▶ _ENTRIES SUPPLIED_
════

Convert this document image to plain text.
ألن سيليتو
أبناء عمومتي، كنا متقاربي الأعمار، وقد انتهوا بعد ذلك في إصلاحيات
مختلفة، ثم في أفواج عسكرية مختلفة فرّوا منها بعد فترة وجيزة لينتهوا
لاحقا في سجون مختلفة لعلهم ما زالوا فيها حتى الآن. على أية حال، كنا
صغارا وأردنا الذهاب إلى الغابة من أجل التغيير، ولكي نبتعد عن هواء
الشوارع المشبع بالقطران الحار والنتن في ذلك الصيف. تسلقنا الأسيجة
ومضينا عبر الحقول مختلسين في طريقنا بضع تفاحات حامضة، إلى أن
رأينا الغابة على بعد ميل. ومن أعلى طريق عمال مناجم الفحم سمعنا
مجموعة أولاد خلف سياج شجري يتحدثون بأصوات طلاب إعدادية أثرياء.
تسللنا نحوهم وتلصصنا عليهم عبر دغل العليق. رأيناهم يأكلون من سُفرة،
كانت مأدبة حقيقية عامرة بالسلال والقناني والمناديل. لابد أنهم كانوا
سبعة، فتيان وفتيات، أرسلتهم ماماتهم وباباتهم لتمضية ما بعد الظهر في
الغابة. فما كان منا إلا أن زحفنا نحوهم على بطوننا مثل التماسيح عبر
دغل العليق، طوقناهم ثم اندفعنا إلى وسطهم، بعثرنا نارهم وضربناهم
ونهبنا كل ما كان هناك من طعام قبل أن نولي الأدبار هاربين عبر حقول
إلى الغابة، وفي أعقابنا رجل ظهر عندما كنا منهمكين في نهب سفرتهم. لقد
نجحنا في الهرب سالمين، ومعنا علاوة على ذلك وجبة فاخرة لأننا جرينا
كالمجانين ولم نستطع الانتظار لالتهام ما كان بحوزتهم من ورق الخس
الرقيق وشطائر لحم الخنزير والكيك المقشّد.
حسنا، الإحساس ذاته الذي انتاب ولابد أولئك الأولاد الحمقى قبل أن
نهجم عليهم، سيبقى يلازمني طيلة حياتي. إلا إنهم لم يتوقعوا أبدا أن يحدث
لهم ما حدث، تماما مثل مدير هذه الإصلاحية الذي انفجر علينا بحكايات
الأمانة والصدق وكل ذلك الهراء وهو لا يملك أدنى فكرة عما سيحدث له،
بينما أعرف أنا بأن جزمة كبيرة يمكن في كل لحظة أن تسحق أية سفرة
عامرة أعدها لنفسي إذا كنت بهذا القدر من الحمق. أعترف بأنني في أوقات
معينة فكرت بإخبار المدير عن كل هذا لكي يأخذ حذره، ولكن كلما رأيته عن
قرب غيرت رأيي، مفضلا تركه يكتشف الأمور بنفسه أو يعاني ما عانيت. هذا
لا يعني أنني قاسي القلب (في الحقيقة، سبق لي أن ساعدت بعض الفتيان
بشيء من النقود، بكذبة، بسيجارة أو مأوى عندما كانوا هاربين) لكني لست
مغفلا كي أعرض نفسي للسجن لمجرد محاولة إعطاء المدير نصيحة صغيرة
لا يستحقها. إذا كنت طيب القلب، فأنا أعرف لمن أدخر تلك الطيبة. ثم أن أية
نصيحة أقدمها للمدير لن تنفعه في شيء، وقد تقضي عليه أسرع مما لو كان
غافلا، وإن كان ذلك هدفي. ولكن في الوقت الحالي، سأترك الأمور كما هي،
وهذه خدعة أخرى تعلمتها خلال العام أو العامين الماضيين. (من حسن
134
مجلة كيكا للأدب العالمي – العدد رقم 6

════

▶ _THE EXERCISE_
Scan the material above. Copy each line where "المدير" occurs.

▶ _EXERCISE OUTPUT_
معينة فكرت بإخبار المدير عن كل هذا لكي يأخذ حذره، ولكن كلما رأيته عن
مغفلا كي أعرض نفسي للسجن لمجرد محاولة إعطاء المدير نصيحة صغيرة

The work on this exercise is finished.